● What is asked
Gather the lines from the material that contain "upon".

## Begin Recorded data

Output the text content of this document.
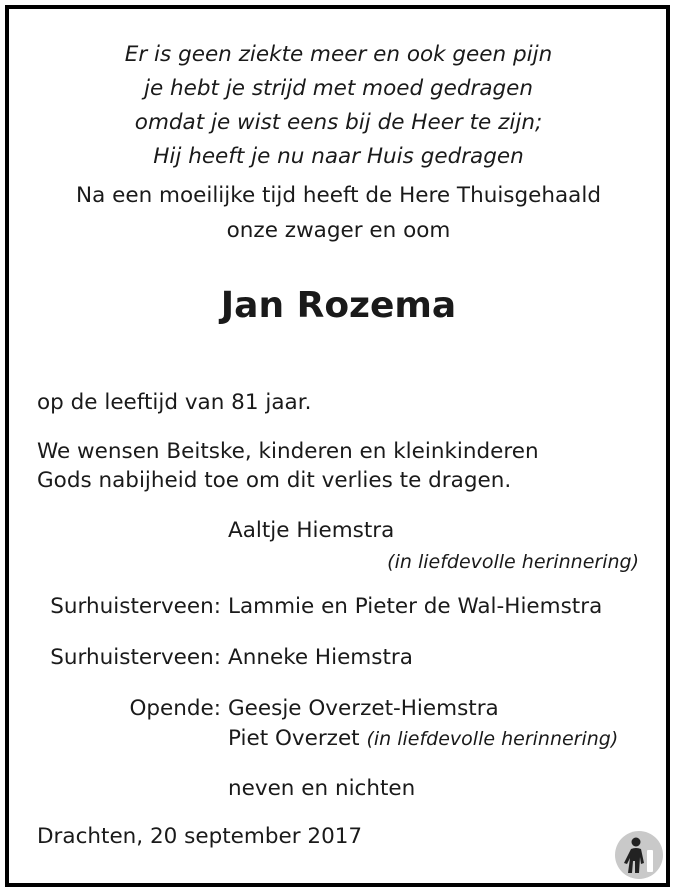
Er is geen ziekte meer en ook geen pijn
je hebt je strijd met moed gedragen
omdat je wist eens bij de Heer te zijn;
Hij heeft je nu naar Huis gedragen
Na een moeilijke tijd heeft de Here Thuisgehaald
onze zwager en oom
Jan Rozema
op de leeftijd van 81 jaar.
We wensen Beitske, kinderen en kleinkinderen
Gods nabijheid toe om dit verlies te dragen.
Aaltje Hiemstra
(in liefdevolle herinnering)
Surhuisterveen: Lammie en Pieter de Wal-Hiemstra
Surhuisterveen: Anneke Hiemstra
Opende: Geesje Overzet-Hiemstra
Piet Overzet (in liefdevolle herinnering)
neven en nichten
Drachten, 20 september 2017
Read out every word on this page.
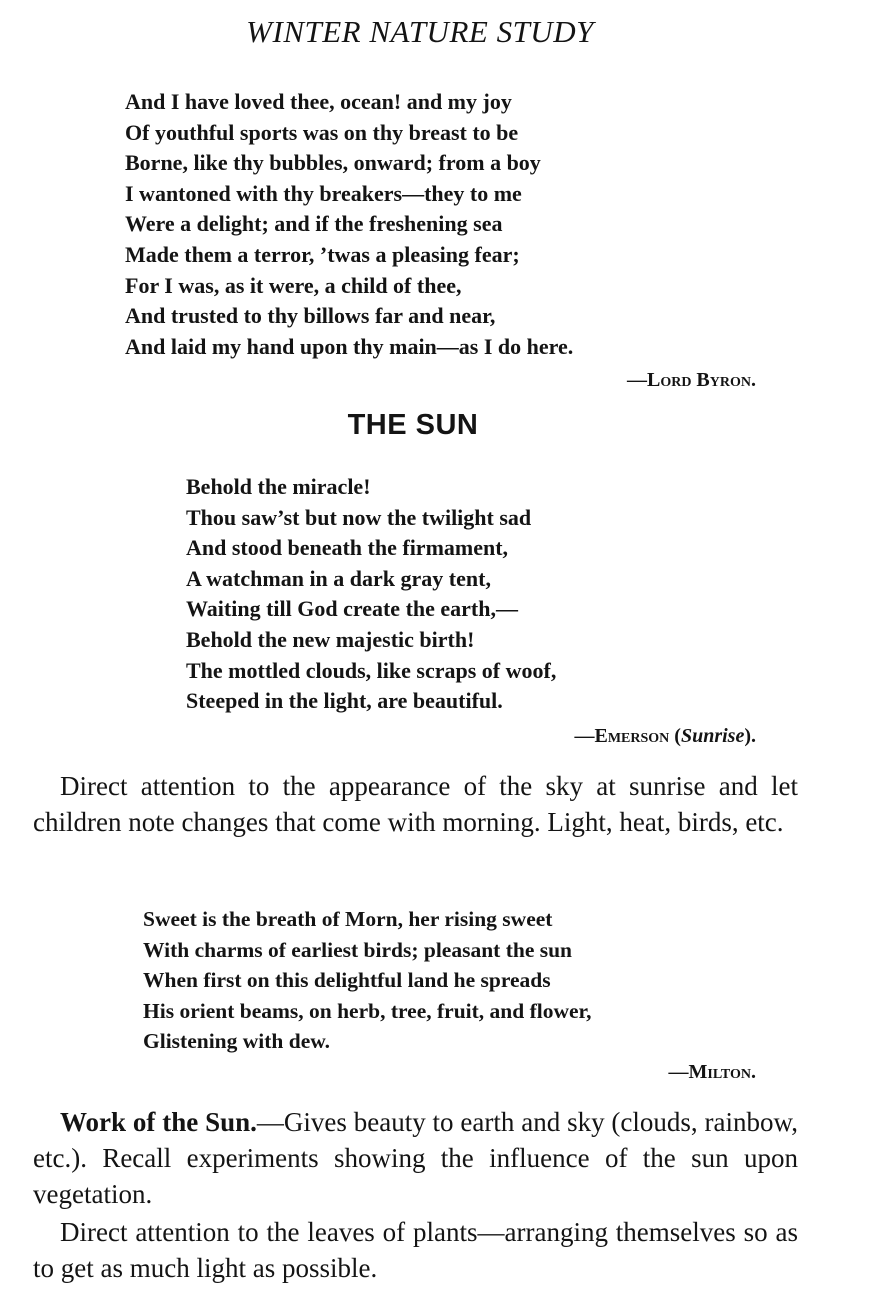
WINTER NATURE STUDY
And I have loved thee, ocean! and my joy
Of youthful sports was on thy breast to be
Borne, like thy bubbles, onward; from a boy
I wantoned with thy breakers—they to me
Were a delight; and if the freshening sea
Made them a terror, ’twas a pleasing fear;
For I was, as it were, a child of thee,
And trusted to thy billows far and near,
And laid my hand upon thy main—as I do here.
—Lord Byron.
THE SUN
Behold the miracle!
Thou saw’st but now the twilight sad
And stood beneath the firmament,
A watchman in a dark gray tent,
Waiting till God create the earth,—
Behold the new majestic birth!
The mottled clouds, like scraps of woof,
Steeped in the light, are beautiful.
—Emerson (Sunrise).

Direct attention to the appearance of the sky at sunrise and let children note changes that come with morning. Light, heat, birds, etc.

Sweet is the breath of Morn, her rising sweet
With charms of earliest birds; pleasant the sun
When first on this delightful land he spreads
His orient beams, on herb, tree, fruit, and flower,
Glistening with dew.
—Milton.

Work of the Sun.—Gives beauty to earth and sky (clouds, rainbow, etc.). Recall experiments showing the influence of the sun upon vegetation.

Direct attention to the leaves of plants—arranging themselves so as to get as much light as possible.
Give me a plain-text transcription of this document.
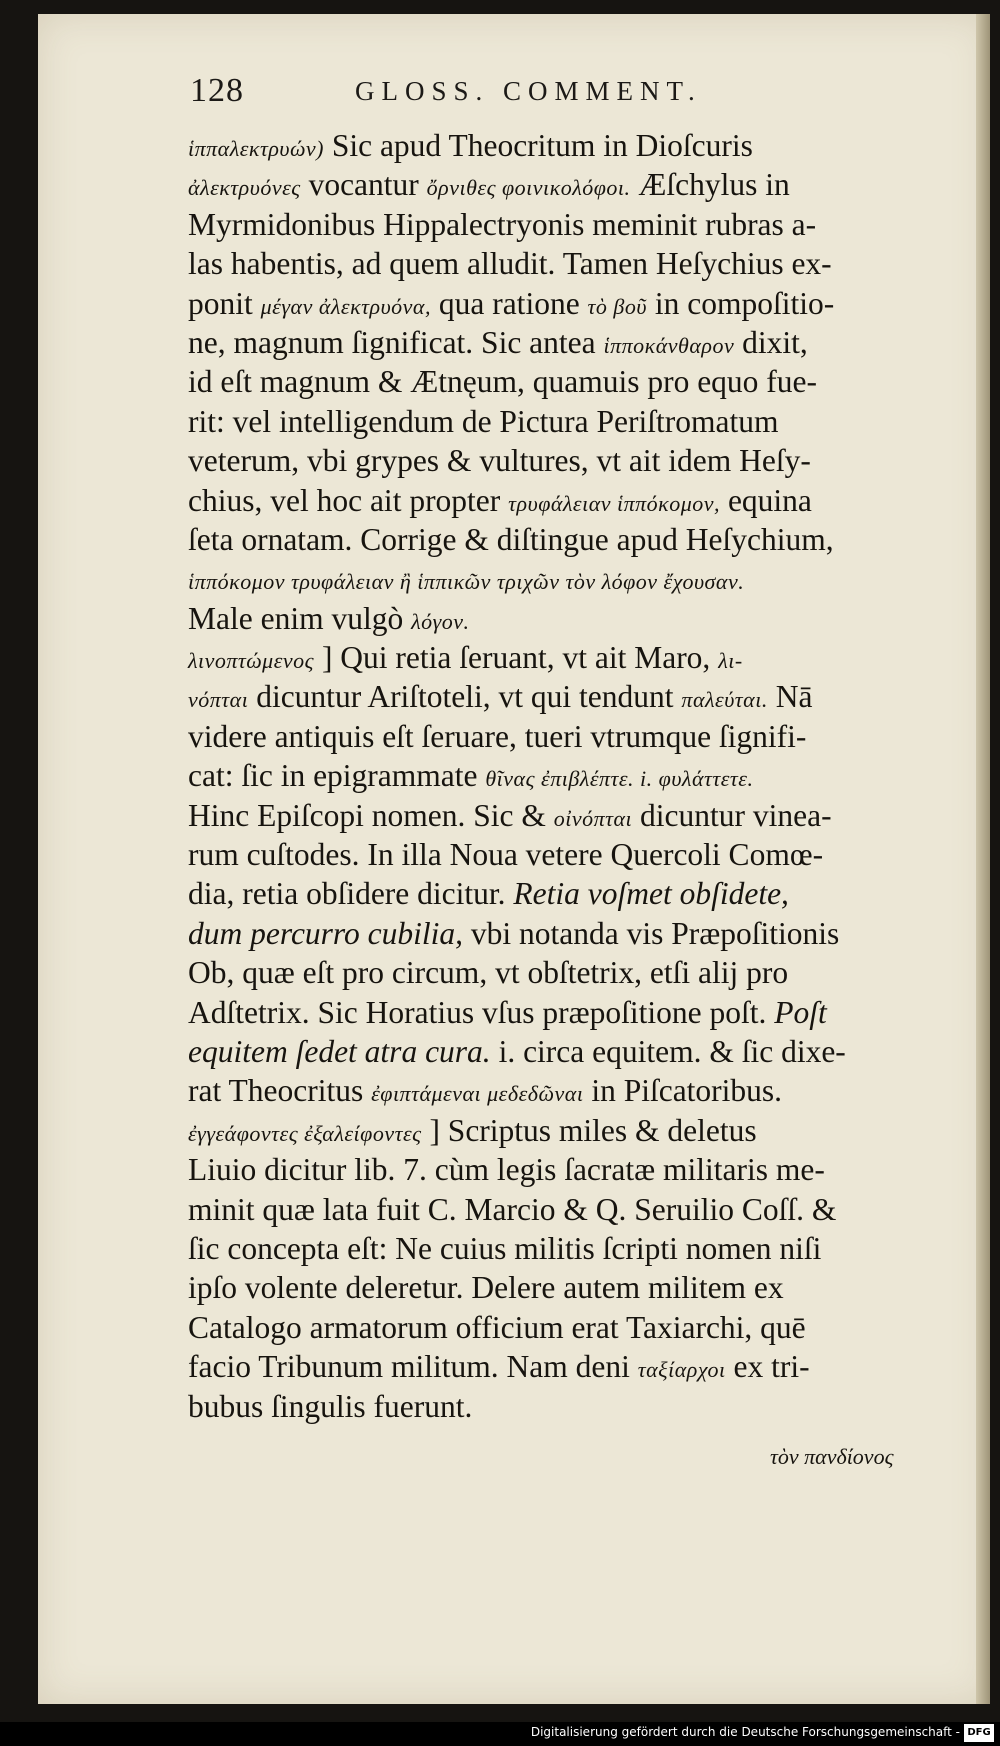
128	GLOSS. COMMENT.
ἱππαλεκτρυών) Sic apud Theocritum in Dioſcuris
ἀλεκτρυόνες vocantur ὄρνιθες φοινικολόφοι. Æſchylus in
Myrmidonibus Hippalectryonis meminit rubras a-
las habentis, ad quem alludit. Tamen Heſychius ex-
ponit μέγαν ἀλεκτρυόνα, qua ratione τὸ βοῦ in compoſitio-
ne, magnum ſignificat. Sic antea ἱπποκάνθαρον dixit,
id eſt magnum & Ætnęum, quamuis pro equo fue-
rit: vel intelligendum de Pictura Periſtromatum
veterum, vbi grypes & vultures, vt ait idem Heſy-
chius, vel hoc ait propter τρυφάλειαν ἱππόκομον, equina
ſeta ornatam. Corrige & diſtingue apud Heſychium,
ἱππόκομον τρυφάλειαν ἢ ἱππικῶν τριχῶν τὸν λόφον ἔχουσαν.
Male enim vulgò λόγον.
λινοπτώμενος ] Qui retia ſeruant, vt ait Maro, λι-
νόπται dicuntur Ariſtoteli, vt qui tendunt παλεύται. Nā
videre antiquis eſt ſeruare, tueri vtrumque ſignifi-
cat: ſic in epigrammate θῖνας ἐπιβλέπτε. i. φυλάττετε.
Hinc Epiſcopi nomen. Sic & οἰνόπται dicuntur vinea-
rum cuſtodes. In illa Noua vetere Quercoli Comœ-
dia, retia obſidere dicitur. Retia voſmet obſidete,
dum percurro cubilia, vbi notanda vis Præpoſitionis
Ob, quæ eſt pro circum, vt obſtetrix, etſi alij pro
Adſtetrix. Sic Horatius vſus præpoſitione poſt. Poſt
equitem ſedet atra cura. i. circa equitem. & ſic dixe-
rat Theocritus ἐφιπτάμεναι μεδεδῶναι in Piſcatoribus.
ἐγγεάφοντες ἐξαλείφοντες ] Scriptus miles & deletus
Liuio dicitur lib. 7. cùm legis ſacratæ militaris me-
minit quæ lata fuit C. Marcio & Q. Seruilio Coſſ. &
ſic concepta eſt: Ne cuius militis ſcripti nomen niſi
ipſo volente deleretur. Delere autem militem ex
Catalogo armatorum officium erat Taxiarchi, quē
facio Tribunum militum. Nam deni ταξίαρχοι ex tri-
bubus ſingulis fuerunt.
τὸν πανδίονος
Digitalisierung gefördert durch die Deutsche Forschungsgemeinschaft - DFG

## End Recorded data

● Correct answer
And laid my hand upon thy main—as I do here.
Work of the Sun.—Gives beauty to earth and sky (clouds, rainbow, etc.). Recall experiments showing the influence of the sun upon vegetation.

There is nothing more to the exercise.